### Task goal
Without altering anything, output the material below.

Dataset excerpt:
_ _ _ _ _

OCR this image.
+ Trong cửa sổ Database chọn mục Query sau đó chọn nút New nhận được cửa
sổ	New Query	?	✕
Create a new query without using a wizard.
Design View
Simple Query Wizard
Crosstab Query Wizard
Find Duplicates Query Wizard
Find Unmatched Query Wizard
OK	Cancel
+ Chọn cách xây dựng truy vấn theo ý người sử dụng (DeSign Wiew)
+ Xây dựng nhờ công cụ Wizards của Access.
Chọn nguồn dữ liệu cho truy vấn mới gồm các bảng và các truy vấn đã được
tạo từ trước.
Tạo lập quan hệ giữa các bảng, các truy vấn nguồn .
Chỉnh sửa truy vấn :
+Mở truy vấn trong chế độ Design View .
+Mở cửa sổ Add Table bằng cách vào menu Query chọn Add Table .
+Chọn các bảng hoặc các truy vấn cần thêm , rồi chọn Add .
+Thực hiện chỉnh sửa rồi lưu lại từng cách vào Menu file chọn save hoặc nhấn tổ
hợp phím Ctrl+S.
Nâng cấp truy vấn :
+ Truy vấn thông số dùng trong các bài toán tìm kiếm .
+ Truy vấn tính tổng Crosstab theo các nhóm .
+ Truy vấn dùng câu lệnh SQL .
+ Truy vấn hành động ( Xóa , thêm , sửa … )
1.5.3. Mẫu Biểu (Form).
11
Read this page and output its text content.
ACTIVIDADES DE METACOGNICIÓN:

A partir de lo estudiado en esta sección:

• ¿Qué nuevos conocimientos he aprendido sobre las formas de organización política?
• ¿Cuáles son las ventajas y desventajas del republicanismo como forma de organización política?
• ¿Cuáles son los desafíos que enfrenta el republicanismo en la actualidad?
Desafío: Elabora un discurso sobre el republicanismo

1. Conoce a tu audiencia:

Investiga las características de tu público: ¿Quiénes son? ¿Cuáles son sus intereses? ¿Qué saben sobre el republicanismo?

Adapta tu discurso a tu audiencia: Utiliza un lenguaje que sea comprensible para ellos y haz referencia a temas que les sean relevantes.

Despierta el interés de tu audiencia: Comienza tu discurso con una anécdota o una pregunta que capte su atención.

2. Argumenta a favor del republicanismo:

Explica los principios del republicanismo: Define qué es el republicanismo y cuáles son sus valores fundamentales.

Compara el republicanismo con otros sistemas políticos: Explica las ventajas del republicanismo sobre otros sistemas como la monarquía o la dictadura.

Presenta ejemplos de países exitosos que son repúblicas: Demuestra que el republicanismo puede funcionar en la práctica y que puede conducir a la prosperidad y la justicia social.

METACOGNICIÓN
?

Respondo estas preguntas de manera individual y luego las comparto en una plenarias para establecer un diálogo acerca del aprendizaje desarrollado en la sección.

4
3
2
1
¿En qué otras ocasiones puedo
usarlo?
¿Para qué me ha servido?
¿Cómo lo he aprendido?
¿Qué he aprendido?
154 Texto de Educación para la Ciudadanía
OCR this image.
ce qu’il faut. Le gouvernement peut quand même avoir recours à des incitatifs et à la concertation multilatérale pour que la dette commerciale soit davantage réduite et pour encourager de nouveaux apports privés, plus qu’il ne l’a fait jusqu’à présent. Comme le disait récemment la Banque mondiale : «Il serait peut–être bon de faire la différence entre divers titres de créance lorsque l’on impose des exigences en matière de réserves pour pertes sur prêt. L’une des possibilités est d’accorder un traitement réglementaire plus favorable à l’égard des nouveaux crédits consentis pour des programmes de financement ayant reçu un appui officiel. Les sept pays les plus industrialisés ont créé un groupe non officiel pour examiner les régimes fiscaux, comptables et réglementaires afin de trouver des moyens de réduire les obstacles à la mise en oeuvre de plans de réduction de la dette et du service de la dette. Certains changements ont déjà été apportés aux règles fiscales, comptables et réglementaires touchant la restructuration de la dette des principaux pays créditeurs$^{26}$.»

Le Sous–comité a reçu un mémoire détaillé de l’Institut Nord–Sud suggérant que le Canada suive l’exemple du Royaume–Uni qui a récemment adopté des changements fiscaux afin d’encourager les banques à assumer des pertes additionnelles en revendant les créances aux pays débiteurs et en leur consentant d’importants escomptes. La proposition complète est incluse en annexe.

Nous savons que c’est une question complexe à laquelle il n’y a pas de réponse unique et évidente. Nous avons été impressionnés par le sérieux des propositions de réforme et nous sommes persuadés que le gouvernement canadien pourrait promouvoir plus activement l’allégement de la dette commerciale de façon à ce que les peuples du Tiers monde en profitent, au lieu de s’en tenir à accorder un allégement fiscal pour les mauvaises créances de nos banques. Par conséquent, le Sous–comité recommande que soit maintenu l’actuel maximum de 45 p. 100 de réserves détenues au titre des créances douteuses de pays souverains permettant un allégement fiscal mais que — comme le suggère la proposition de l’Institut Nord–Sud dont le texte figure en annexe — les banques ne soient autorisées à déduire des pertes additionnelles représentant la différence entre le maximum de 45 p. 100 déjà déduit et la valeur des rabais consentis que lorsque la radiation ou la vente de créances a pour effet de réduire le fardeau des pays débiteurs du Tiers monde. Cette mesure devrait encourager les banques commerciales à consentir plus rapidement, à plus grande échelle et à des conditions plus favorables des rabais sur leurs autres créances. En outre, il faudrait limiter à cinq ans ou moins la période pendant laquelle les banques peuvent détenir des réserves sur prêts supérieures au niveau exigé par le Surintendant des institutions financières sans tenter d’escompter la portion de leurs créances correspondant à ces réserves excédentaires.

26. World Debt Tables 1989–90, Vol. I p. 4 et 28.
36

_ _ _ _ _

### Task output
OCR this image.
+ Trong cửa sổ Database chọn mục Query sau đó chọn nút New nhận được cửa
sổ	New Query	?	✕
Create a new query without using a wizard.
Design View
Simple Query Wizard
Crosstab Query Wizard
Find Duplicates Query Wizard
Find Unmatched Query Wizard
OK	Cancel
+ Chọn cách xây dựng truy vấn theo ý người sử dụng (DeSign Wiew)
+ Xây dựng nhờ công cụ Wizards của Access.
Chọn nguồn dữ liệu cho truy vấn mới gồm các bảng và các truy vấn đã được
tạo từ trước.
Tạo lập quan hệ giữa các bảng, các truy vấn nguồn .
Chỉnh sửa truy vấn :
+Mở truy vấn trong chế độ Design View .
+Mở cửa sổ Add Table bằng cách vào menu Query chọn Add Table .
+Chọn các bảng hoặc các truy vấn cần thêm , rồi chọn Add .
+Thực hiện chỉnh sửa rồi lưu lại từng cách vào Menu file chọn save hoặc nhấn tổ
hợp phím Ctrl+S.
Nâng cấp truy vấn :
+ Truy vấn thông số dùng trong các bài toán tìm kiếm .
+ Truy vấn tính tổng Crosstab theo các nhóm .
+ Truy vấn dùng câu lệnh SQL .
+ Truy vấn hành động ( Xóa , thêm , sửa … )
1.5.3. Mẫu Biểu (Form).
11
Read this page and output its text content.
ACTIVIDADES DE METACOGNICIÓN:

A partir de lo estudiado en esta sección:

• ¿Qué nuevos conocimientos he aprendido sobre las formas de organización política?
• ¿Cuáles son las ventajas y desventajas del republicanismo como forma de organización política?
• ¿Cuáles son los desafíos que enfrenta el republicanismo en la actualidad?
Desafío: Elabora un discurso sobre el republicanismo

1. Conoce a tu audiencia:

Investiga las características de tu público: ¿Quiénes son? ¿Cuáles son sus intereses? ¿Qué saben sobre el republicanismo?

Adapta tu discurso a tu audiencia: Utiliza un lenguaje que sea comprensible para ellos y haz referencia a temas que les sean relevantes.

Despierta el interés de tu audiencia: Comienza tu discurso con una anécdota o una pregunta que capte su atención.

2. Argumenta a favor del republicanismo:

Explica los principios del republicanismo: Define qué es el republicanismo y cuáles son sus valores fundamentales.

Compara el republicanismo con otros sistemas políticos: Explica las ventajas del republicanismo sobre otros sistemas como la monarquía o la dictadura.

Presenta ejemplos de países exitosos que son repúblicas: Demuestra que el republicanismo puede funcionar en la práctica y que puede conducir a la prosperidad y la justicia social.

METACOGNICIÓN
?

Respondo estas preguntas de manera individual y luego las comparto en una plenarias para establecer un diálogo acerca del aprendizaje desarrollado en la sección.

4
3
2
1
¿En qué otras ocasiones puedo
usarlo?
¿Para qué me ha servido?
¿Cómo lo he aprendido?
¿Qué he aprendido?
154 Texto de Educación para la Ciudadanía
OCR this image.
ce qu’il faut. Le gouvernement peut quand même avoir recours à des incitatifs et à la concertation multilatérale pour que la dette commerciale soit davantage réduite et pour encourager de nouveaux apports privés, plus qu’il ne l’a fait jusqu’à présent. Comme le disait récemment la Banque mondiale : «Il serait peut–être bon de faire la différence entre divers titres de créance lorsque l’on impose des exigences en matière de réserves pour pertes sur prêt. L’une des possibilités est d’accorder un traitement réglementaire plus favorable à l’égard des nouveaux crédits consentis pour des programmes de financement ayant reçu un appui officiel. Les sept pays les plus industrialisés ont créé un groupe non officiel pour examiner les régimes fiscaux, comptables et réglementaires afin de trouver des moyens de réduire les obstacles à la mise en oeuvre de plans de réduction de la dette et du service de la dette. Certains changements ont déjà été apportés aux règles fiscales, comptables et réglementaires touchant la restructuration de la dette des principaux pays créditeurs$^{26}$.»

Le Sous–comité a reçu un mémoire détaillé de l’Institut Nord–Sud suggérant que le Canada suive l’exemple du Royaume–Uni qui a récemment adopté des changements fiscaux afin d’encourager les banques à assumer des pertes additionnelles en revendant les créances aux pays débiteurs et en leur consentant d’importants escomptes. La proposition complète est incluse en annexe.

Nous savons que c’est une question complexe à laquelle il n’y a pas de réponse unique et évidente. Nous avons été impressionnés par le sérieux des propositions de réforme et nous sommes persuadés que le gouvernement canadien pourrait promouvoir plus activement l’allégement de la dette commerciale de façon à ce que les peuples du Tiers monde en profitent, au lieu de s’en tenir à accorder un allégement fiscal pour les mauvaises créances de nos banques. Par conséquent, le Sous–comité recommande que soit maintenu l’actuel maximum de 45 p. 100 de réserves détenues au titre des créances douteuses de pays souverains permettant un allégement fiscal mais que — comme le suggère la proposition de l’Institut Nord–Sud dont le texte figure en annexe — les banques ne soient autorisées à déduire des pertes additionnelles représentant la différence entre le maximum de 45 p. 100 déjà déduit et la valeur des rabais consentis que lorsque la radiation ou la vente de créances a pour effet de réduire le fardeau des pays débiteurs du Tiers monde. Cette mesure devrait encourager les banques commerciales à consentir plus rapidement, à plus grande échelle et à des conditions plus favorables des rabais sur leurs autres créances. En outre, il faudrait limiter à cinq ans ou moins la période pendant laquelle les banques peuvent détenir des réserves sur prêts supérieures au niveau exigé par le Surintendant des institutions financières sans tenter d’escompter la portion de leurs créances correspondant à ces réserves excédentaires.

26. World Debt Tables 1989–90, Vol. I p. 4 et 28.
36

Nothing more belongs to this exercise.